▸ **Stated task**: Repeat all the records exactly, omitting pictures.

▸ **Dataset excerpts**:
━━━━━━━━━━━━━━━━━━━━━━━━━━━━━━
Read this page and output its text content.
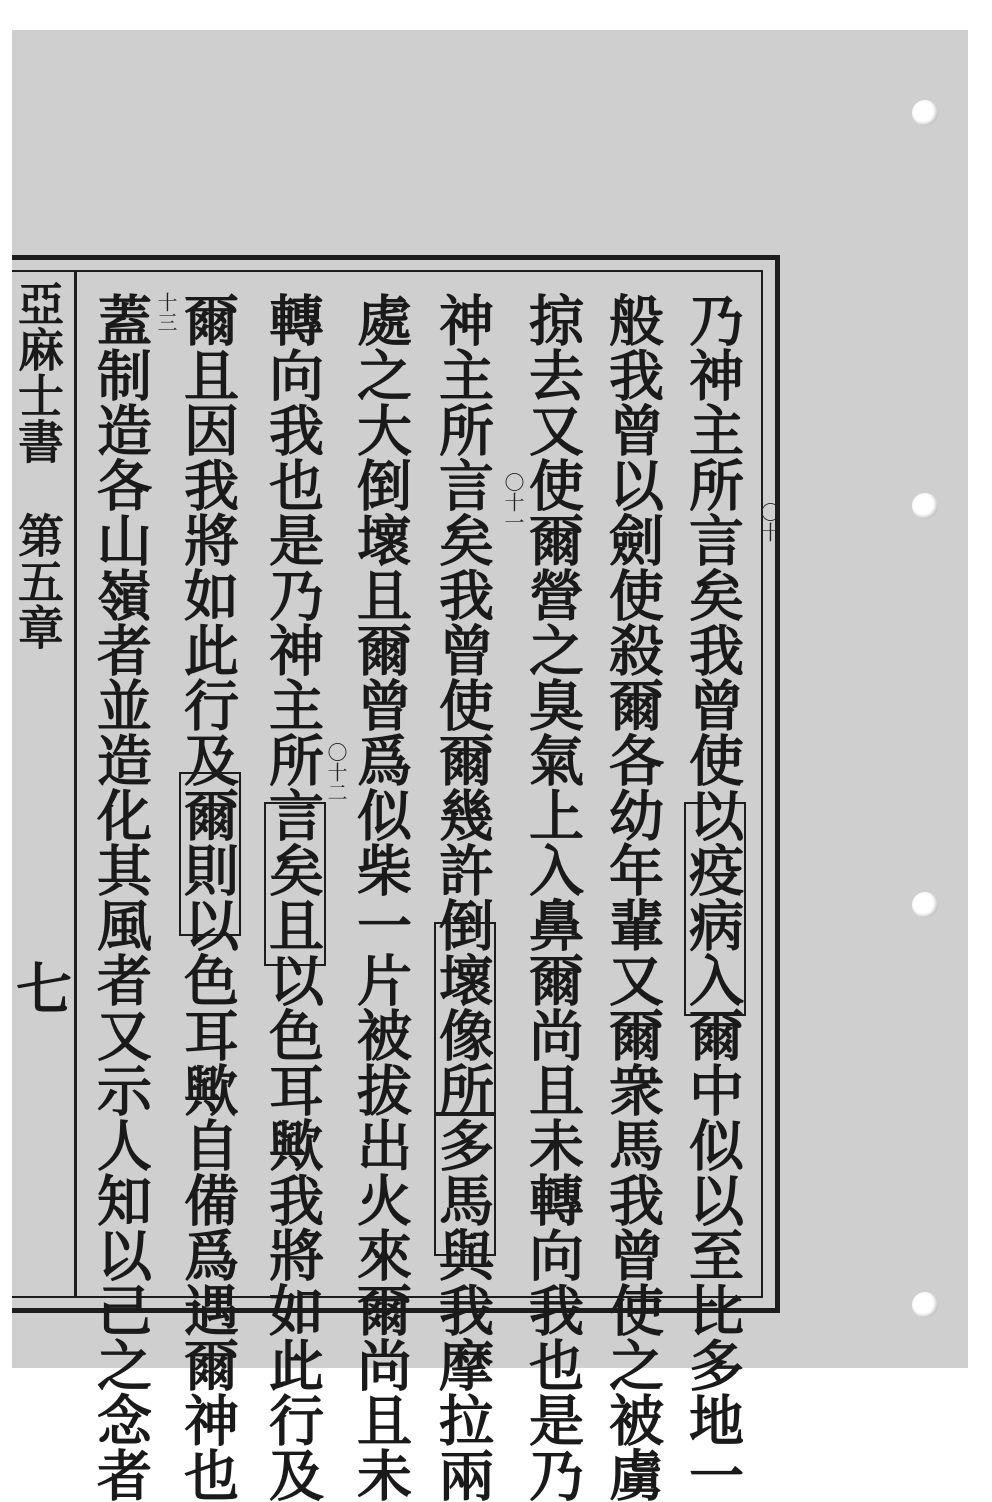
亞麻士書
第五章
七	乃神主所言矣我曾使以疫病入爾中似以至比多地一
般我曾以劍使殺爾各幼年輩又爾衆馬我曾使之被虜
掠去又使爾營之臭氣上入鼻爾尚且未轉向我也是乃
神主所言矣我曾使爾幾許倒壞像所多馬與我摩拉兩
處之大倒壞且爾曾爲似柴一片被拔出火來爾尚且未
轉向我也是乃神主所言矣且以色耳歟我將如此行及
爾且因我將如此行及爾則以色耳歟自備爲遇爾神也
蓋制造各山嶺者並造化其風者又示人知以己之念者	〇十
〇十一
〇十二
十三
━━━━━━━━━━━━━━━━━━━━━━━━━━━━━━
▸ **Exercise response**:
Read this page and output its text content.
亞麻士書
第五章
七	乃神主所言矣我曾使以疫病入爾中似以至比多地一
般我曾以劍使殺爾各幼年輩又爾衆馬我曾使之被虜
掠去又使爾營之臭氣上入鼻爾尚且未轉向我也是乃
神主所言矣我曾使爾幾許倒壞像所多馬與我摩拉兩
處之大倒壞且爾曾爲似柴一片被拔出火來爾尚且未
轉向我也是乃神主所言矣且以色耳歟我將如此行及
爾且因我將如此行及爾則以色耳歟自備爲遇爾神也
蓋制造各山嶺者並造化其風者又示人知以己之念者	〇十
〇十一
〇十二
十三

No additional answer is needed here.